[Data records]
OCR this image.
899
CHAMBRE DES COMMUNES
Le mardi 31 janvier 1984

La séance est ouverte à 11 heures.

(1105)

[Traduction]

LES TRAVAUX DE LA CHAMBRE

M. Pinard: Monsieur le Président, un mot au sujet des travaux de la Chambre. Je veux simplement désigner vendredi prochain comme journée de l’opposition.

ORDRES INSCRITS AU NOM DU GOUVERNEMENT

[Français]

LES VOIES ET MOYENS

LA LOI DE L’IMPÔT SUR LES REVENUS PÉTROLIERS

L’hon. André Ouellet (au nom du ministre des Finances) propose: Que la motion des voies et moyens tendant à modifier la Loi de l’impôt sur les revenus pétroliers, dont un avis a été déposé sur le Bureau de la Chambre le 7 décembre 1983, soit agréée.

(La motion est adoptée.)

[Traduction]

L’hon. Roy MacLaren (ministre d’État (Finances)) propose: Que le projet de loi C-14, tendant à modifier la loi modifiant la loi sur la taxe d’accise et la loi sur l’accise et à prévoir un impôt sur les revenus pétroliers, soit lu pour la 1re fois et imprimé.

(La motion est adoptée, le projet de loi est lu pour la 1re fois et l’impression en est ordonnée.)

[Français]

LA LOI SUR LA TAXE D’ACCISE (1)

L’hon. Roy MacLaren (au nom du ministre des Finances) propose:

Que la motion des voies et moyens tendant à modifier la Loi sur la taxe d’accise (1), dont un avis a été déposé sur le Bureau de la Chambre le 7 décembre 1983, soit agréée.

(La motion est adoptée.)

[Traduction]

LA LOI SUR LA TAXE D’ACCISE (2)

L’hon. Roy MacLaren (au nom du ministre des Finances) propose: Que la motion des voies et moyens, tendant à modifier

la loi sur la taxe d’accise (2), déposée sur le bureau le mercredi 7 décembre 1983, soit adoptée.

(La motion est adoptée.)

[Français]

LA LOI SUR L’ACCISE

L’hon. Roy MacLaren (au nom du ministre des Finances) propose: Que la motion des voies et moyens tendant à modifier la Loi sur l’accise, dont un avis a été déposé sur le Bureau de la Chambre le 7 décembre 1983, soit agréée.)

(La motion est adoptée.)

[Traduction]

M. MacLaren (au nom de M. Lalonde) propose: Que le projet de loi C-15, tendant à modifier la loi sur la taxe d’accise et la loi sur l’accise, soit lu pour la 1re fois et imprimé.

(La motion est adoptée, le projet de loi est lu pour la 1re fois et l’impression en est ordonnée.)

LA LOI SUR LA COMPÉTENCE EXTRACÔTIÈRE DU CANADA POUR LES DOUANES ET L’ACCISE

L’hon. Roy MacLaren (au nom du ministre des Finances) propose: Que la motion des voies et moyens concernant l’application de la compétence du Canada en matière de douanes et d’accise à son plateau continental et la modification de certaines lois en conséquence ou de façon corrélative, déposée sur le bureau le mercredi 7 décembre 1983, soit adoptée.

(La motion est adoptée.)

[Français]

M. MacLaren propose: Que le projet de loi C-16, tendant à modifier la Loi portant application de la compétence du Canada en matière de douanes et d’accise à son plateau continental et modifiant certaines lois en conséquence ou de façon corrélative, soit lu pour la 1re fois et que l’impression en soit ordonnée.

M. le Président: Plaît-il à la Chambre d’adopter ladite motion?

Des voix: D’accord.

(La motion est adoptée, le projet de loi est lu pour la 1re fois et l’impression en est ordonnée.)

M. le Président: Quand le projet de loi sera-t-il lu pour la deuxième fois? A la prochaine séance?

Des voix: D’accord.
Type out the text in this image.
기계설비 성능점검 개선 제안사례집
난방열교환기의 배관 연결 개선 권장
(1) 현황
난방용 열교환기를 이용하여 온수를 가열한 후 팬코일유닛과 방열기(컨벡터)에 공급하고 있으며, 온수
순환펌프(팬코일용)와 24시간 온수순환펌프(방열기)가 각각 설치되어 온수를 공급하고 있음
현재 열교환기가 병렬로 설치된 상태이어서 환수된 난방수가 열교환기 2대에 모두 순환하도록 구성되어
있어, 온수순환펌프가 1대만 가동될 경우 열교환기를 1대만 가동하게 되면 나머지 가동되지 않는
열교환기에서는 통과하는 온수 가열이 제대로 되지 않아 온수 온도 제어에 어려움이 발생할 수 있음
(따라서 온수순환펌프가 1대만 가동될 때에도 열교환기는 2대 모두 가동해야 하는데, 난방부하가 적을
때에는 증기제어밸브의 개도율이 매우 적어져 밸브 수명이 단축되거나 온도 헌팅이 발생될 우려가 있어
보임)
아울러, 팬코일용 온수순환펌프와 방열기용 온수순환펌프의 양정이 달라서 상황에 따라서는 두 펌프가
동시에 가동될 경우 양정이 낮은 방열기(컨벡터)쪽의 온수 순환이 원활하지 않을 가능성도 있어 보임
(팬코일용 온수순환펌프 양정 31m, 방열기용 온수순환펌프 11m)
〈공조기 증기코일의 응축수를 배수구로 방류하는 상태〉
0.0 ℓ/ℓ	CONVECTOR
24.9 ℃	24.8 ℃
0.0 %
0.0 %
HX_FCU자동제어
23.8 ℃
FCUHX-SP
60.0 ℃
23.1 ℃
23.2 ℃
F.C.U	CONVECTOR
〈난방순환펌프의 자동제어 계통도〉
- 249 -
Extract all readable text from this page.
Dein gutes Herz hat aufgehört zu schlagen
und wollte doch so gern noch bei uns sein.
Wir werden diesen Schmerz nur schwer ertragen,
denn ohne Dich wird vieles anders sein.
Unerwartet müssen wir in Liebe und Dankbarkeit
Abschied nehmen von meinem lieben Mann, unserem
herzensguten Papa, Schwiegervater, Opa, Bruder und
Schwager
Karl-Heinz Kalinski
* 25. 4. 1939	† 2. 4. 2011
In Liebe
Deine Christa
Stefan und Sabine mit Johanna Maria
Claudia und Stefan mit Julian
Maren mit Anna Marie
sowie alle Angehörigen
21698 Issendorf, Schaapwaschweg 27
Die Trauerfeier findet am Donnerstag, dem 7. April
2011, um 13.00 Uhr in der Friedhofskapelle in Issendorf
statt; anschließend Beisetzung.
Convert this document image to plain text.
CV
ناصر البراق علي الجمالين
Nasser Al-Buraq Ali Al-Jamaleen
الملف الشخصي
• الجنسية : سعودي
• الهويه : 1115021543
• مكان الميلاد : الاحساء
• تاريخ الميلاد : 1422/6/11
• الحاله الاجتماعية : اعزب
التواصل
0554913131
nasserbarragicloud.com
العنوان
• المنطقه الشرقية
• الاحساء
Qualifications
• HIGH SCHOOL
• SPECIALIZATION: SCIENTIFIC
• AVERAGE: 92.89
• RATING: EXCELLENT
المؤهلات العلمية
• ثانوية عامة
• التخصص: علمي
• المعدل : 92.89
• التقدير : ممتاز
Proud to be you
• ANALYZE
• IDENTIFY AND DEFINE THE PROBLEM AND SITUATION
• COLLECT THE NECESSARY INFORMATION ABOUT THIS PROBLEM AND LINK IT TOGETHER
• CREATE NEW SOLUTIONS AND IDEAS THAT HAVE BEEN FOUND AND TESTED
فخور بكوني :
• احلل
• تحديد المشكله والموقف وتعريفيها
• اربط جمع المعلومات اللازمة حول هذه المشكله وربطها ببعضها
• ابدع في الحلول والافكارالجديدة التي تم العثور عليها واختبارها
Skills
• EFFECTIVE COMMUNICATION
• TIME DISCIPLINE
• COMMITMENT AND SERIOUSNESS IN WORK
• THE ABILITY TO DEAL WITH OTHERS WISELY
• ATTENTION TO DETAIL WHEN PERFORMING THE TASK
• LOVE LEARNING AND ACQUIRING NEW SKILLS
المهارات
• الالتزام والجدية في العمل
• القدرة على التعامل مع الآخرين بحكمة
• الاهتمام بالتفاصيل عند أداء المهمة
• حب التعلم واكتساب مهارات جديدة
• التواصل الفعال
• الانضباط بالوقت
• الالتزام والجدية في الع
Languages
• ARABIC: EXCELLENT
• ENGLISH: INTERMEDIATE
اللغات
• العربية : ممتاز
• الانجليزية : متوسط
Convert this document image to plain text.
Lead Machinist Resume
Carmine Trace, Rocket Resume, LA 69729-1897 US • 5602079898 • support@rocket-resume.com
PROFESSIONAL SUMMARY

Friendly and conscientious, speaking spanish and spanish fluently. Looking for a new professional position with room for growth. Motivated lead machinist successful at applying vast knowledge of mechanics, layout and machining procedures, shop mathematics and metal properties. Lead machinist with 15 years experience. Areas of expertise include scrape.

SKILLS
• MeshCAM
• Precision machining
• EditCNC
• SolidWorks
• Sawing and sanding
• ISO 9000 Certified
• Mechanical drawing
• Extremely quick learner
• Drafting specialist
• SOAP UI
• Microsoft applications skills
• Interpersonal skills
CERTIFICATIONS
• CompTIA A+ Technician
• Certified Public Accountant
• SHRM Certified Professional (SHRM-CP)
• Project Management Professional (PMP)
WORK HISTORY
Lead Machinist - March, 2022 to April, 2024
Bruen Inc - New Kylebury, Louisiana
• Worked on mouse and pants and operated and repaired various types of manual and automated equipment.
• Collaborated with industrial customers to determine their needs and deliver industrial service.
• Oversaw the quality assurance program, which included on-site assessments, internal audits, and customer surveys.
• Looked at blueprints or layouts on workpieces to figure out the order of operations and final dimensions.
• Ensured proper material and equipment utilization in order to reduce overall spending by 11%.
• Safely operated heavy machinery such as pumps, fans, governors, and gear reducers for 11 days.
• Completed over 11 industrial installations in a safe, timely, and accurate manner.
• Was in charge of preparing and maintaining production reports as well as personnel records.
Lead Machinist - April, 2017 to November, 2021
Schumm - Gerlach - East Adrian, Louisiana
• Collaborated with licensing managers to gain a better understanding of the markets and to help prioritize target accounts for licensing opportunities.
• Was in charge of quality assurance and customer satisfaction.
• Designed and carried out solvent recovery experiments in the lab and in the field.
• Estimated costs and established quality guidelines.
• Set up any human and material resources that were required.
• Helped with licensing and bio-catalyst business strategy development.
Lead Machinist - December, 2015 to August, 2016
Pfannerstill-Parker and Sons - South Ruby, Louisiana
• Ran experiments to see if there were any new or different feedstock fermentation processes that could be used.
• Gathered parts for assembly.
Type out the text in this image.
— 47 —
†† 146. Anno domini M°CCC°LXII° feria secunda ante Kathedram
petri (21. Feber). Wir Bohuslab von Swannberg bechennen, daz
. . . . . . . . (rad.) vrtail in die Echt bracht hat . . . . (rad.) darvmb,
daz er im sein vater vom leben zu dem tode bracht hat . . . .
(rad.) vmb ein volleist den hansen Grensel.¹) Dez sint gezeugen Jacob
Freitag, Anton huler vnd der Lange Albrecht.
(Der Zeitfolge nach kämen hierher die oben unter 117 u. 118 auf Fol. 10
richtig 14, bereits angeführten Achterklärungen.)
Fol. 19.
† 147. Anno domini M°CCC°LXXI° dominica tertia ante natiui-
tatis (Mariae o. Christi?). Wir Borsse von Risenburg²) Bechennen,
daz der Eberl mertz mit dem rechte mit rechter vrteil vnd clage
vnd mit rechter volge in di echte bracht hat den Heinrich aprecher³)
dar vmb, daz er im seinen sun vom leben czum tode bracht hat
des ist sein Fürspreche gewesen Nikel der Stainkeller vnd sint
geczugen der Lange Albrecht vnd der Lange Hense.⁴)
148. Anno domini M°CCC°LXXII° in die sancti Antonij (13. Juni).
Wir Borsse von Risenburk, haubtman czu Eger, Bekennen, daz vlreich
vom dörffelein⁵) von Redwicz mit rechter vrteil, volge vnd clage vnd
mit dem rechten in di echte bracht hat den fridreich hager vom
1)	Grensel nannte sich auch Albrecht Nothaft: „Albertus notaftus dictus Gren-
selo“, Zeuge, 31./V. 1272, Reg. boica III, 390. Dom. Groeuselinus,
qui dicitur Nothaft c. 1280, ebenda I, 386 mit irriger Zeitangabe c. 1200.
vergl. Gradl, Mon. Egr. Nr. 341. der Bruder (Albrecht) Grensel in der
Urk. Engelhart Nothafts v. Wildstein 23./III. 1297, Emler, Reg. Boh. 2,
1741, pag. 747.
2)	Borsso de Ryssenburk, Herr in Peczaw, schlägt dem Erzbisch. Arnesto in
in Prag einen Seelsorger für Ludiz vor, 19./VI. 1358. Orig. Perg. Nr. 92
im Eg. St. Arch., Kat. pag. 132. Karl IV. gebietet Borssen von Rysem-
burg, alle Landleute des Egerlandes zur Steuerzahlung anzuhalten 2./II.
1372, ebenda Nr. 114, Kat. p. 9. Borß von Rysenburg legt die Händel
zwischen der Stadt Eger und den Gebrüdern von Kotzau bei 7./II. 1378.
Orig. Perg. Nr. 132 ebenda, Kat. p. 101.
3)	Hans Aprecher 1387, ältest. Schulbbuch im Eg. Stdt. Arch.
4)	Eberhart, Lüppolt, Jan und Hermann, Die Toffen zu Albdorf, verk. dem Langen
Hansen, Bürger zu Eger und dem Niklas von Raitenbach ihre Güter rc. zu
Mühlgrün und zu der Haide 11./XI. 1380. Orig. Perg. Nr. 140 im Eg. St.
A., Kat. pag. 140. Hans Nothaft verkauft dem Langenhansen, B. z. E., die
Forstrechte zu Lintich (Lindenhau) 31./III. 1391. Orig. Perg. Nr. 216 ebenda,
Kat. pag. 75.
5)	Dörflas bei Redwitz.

• Task brief:
Some lines of the data above may hold the word "EXCELLENT"; report how many do, and nothing else.

• Response:
2